● Extrait proposé
==================================================
Nous ne posons aucune condition de recrutement, il n’est pas nécessaire pour les réfugiés d’avoir vécu en milieu rural dans leur pays d’origine pour participer. Au début du projet, on nous orientait beaucoup d’anciens cultivateurs, mais pour ne pas rester enfermé dans ce schéma, nous insistons désormais sur le fait qu’on peut vouloir passer un moment à la campagne tout en étant urbain. Il faut aussi garder à l’esprit que dans certains pays, la métropolisation est moins avancée qu’en France, on peut être urbain tout en gardant un contact avec l’agriculture vivrière.
Quel est l’effet de ce contact avec la nature, avec le vivant, pour les personnes exilées qui participent à vos programmes ?
Les témoignages sont nombreux sur la manière dont beaucoup de personnes se révèlent durant leur séjour à la campagne. Comme pour cet Afghan dont le père était menuisier, qui pendant une semaine a travaillé le bois chez un accueillant, ou un réfugié dans une ferme pédagogique qui va montrer directement comment traire une chèvre. Ce sont des gestes qu’on peut difficilement voir ou reproduire en ville. Une de nos bénévoles qui anime des ateliers sur l’utilisation des plantes sauvages s’intéresse régulièrement à l’utilisation qu’on fait des plantes – comme la menthe par exemple – selon les pays d’origine. On se rend compte qu’on peut retrouver des usages communs culturellement avec des choses très simples, qui amènent à se relier, se reconnecter. Or, c’est précisément là un des principaux objectifs de JRS Ruralité, récréer des liens. Toutes ces histoires de gestes qui rappellent, ce sont des repères retrouvés qui contribuent à amener un mieux-être.
==================================================
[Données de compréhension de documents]

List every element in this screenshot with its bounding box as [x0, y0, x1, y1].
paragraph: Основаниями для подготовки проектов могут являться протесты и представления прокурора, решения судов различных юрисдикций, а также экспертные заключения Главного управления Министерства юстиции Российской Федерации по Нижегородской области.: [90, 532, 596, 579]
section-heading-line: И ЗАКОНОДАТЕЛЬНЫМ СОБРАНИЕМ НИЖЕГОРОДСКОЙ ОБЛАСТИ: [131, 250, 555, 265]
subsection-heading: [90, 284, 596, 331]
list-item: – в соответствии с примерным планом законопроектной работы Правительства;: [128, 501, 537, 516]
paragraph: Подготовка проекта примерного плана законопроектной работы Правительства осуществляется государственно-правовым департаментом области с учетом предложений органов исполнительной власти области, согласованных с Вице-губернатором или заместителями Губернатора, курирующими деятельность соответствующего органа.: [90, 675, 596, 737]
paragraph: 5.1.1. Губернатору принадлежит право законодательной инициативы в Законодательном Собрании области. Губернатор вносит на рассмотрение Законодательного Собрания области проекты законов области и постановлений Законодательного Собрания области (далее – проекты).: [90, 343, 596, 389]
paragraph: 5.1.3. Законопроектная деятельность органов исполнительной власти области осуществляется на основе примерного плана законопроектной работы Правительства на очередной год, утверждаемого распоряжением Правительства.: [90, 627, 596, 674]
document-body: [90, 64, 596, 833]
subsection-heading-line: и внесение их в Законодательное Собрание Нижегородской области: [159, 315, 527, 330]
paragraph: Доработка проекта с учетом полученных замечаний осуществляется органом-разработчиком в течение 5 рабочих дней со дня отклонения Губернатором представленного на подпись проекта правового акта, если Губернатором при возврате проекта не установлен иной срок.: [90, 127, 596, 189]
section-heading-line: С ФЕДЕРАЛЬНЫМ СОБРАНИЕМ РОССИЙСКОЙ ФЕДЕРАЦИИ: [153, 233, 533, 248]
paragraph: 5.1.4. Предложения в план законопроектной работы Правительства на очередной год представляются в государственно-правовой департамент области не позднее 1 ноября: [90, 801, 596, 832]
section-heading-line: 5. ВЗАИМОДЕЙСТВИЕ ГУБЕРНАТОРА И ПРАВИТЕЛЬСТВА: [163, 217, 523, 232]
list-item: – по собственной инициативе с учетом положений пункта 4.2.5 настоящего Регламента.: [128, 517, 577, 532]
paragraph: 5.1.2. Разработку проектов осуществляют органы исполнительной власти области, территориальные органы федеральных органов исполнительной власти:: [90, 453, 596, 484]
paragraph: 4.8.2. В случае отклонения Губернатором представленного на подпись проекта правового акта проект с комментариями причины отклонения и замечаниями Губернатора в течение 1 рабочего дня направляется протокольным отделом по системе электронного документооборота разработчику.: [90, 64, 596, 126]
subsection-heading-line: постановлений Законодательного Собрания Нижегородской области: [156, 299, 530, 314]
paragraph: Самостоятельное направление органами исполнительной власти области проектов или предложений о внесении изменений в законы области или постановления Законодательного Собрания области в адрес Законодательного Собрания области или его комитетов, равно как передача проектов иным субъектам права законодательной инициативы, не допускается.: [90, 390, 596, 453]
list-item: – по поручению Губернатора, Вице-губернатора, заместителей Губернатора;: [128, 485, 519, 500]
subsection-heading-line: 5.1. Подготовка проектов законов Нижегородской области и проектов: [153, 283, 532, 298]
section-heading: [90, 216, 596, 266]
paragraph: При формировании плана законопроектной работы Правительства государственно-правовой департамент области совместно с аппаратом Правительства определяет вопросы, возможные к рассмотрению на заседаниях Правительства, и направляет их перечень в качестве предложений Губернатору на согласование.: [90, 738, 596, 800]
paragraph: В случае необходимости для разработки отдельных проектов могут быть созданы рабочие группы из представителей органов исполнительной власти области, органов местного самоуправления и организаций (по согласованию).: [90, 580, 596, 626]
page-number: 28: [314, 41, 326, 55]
==================================================
● Tâches et exercices
[1] Quels gestes ou savoir-faire l'extrait sur JRS Ruralité donne-t-il en exemple ?
[2] D'après l'extrait, un réfugié doit-il avoir vécu en milieu rural dans son pays d'origine pour participer ?
[3] Selon l'extrait, pourquoi l'équipe insiste-t-elle désormais sur le fait qu'on peut vouloir passer un moment à la campagne tout en étant urbain ?
Les enregistrements forment un matériel distinct de l'extrait.

● Liste des réponses
[1]
- Travailler le bois : un Afghan dont le père était menuisier l'a fait pendant une semaine chez un accueillant.
- Traire une chèvre : un réfugié le montre dans une ferme pédagogique.
- Utiliser les plantes sauvages, comme la menthe : c'est le sujet des ateliers animés par une bénévole.

[2] Non, aucune condition de recrutement n'est posée, et il n'est pas nécessaire d'avoir vécu en milieu rural.

[3] Au début du projet, on leur orientait beaucoup d'anciens cultivateurs. L'équipe insiste désormais sur ce point pour ne pas rester enfermée dans ce schéma.